TO DO
Restate the material word for word and leave out anything that is a picture.
* Start LISTED ENTRIES *
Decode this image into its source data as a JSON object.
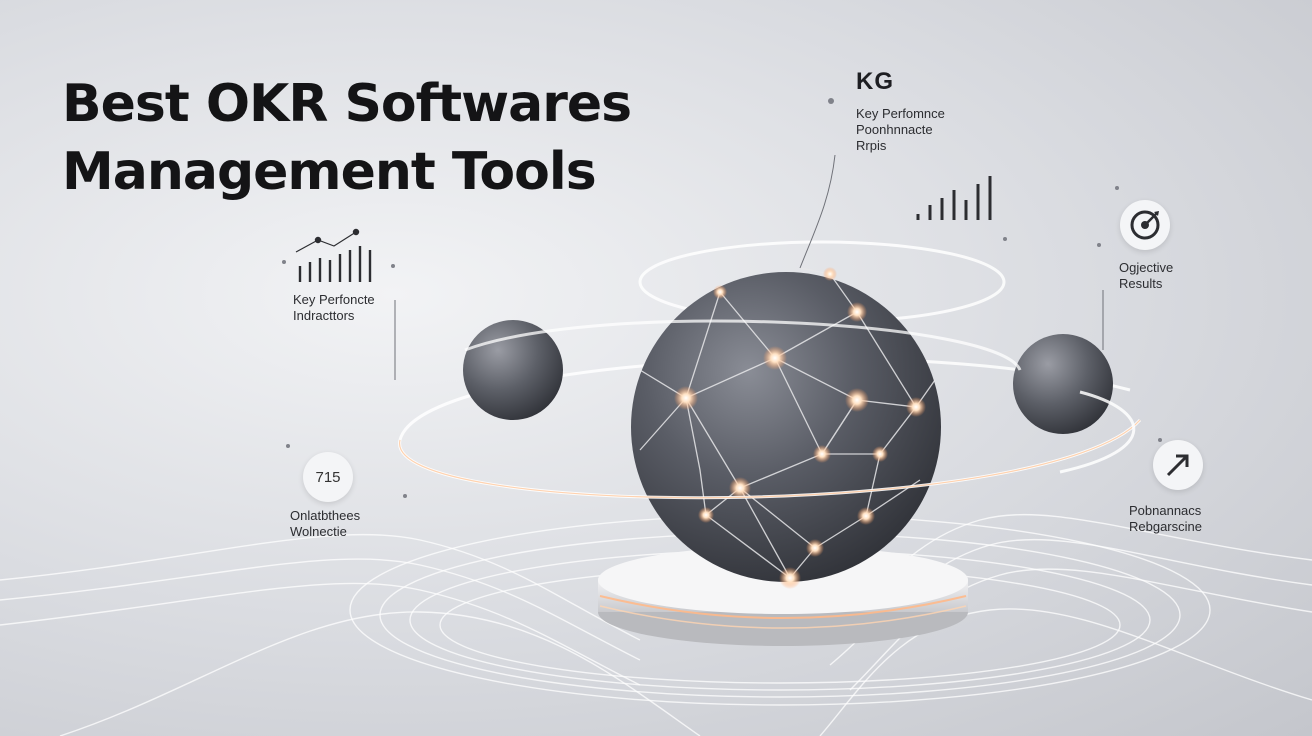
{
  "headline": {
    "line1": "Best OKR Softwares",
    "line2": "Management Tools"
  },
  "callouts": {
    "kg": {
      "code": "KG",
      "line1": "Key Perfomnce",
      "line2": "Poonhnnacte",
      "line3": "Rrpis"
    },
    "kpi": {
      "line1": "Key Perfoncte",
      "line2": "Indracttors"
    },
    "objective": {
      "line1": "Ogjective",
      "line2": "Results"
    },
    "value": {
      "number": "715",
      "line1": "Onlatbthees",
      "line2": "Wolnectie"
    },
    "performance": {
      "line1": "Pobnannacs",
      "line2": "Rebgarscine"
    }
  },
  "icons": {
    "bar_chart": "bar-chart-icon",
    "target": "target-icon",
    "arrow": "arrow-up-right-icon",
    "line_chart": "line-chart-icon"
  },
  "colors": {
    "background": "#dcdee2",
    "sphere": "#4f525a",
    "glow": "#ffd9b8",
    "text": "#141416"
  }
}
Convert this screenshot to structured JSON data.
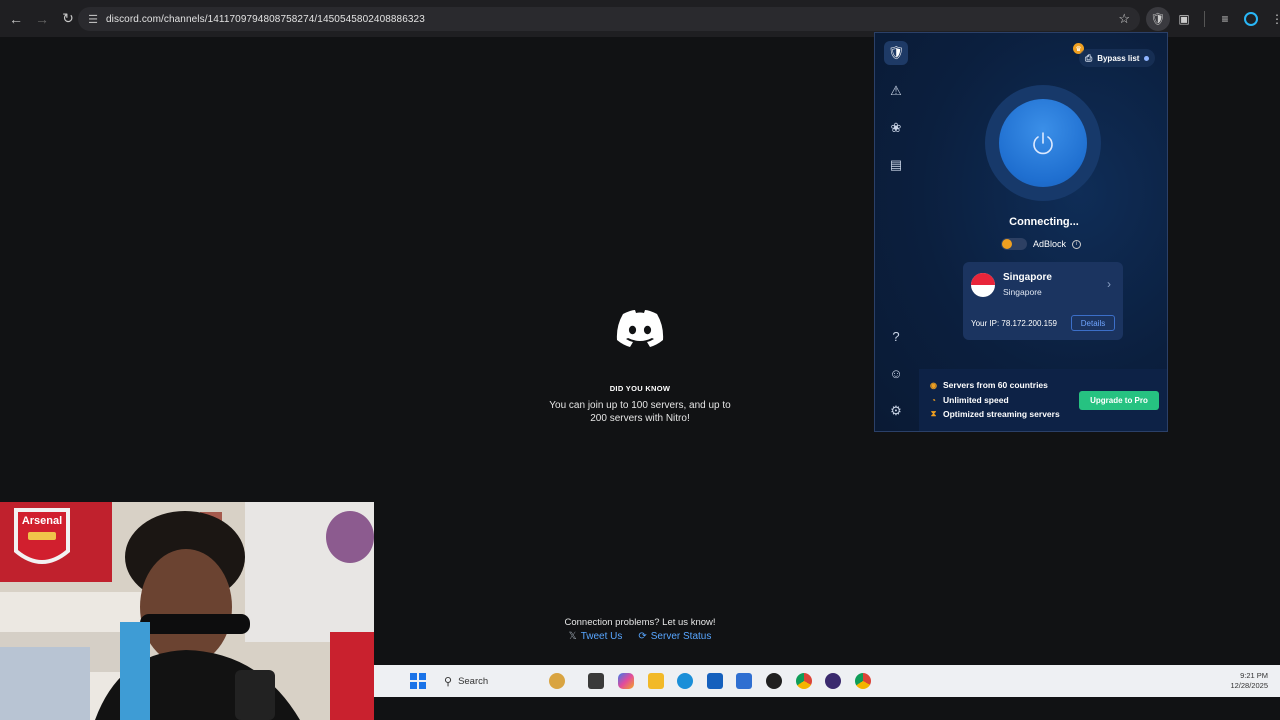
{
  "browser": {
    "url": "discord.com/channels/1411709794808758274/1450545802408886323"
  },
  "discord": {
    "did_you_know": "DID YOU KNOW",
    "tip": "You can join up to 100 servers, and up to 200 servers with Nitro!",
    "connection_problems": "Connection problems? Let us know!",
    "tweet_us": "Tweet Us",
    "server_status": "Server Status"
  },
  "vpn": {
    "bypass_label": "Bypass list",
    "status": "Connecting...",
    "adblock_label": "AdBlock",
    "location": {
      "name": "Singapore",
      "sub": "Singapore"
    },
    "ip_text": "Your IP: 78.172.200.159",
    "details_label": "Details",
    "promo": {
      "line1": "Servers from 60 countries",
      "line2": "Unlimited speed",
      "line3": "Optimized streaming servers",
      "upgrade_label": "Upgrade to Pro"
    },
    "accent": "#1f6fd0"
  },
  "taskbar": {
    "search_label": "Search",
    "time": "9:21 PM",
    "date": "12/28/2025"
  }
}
* End LISTED ENTRIES *
TASK OUTPUT
Decode this image into its source data as a JSON object.
{
  "headline": {
    "line1": "Best OKR Softwares",
    "line2": "Management Tools"
  },
  "callouts": {
    "kg": {
      "code": "KG",
      "line1": "Key Perfomnce",
      "line2": "Poonhnnacte",
      "line3": "Rrpis"
    },
    "kpi": {
      "line1": "Key Perfoncte",
      "line2": "Indracttors"
    },
    "objective": {
      "line1": "Ogjective",
      "line2": "Results"
    },
    "value": {
      "number": "715",
      "line1": "Onlatbthees",
      "line2": "Wolnectie"
    },
    "performance": {
      "line1": "Pobnannacs",
      "line2": "Rebgarscine"
    }
  },
  "icons": {
    "bar_chart": "bar-chart-icon",
    "target": "target-icon",
    "arrow": "arrow-up-right-icon",
    "line_chart": "line-chart-icon"
  },
  "colors": {
    "background": "#dcdee2",
    "sphere": "#4f525a",
    "glow": "#ffd9b8",
    "text": "#141416"
  }
}
Convert this screenshot to structured JSON data.
{
  "browser": {
    "url": "discord.com/channels/1411709794808758274/1450545802408886323"
  },
  "discord": {
    "did_you_know": "DID YOU KNOW",
    "tip": "You can join up to 100 servers, and up to 200 servers with Nitro!",
    "connection_problems": "Connection problems? Let us know!",
    "tweet_us": "Tweet Us",
    "server_status": "Server Status"
  },
  "vpn": {
    "bypass_label": "Bypass list",
    "status": "Connecting...",
    "adblock_label": "AdBlock",
    "location": {
      "name": "Singapore",
      "sub": "Singapore"
    },
    "ip_text": "Your IP: 78.172.200.159",
    "details_label": "Details",
    "promo": {
      "line1": "Servers from 60 countries",
      "line2": "Unlimited speed",
      "line3": "Optimized streaming servers",
      "upgrade_label": "Upgrade to Pro"
    },
    "accent": "#1f6fd0"
  },
  "taskbar": {
    "search_label": "Search",
    "time": "9:21 PM",
    "date": "12/28/2025"
  }
}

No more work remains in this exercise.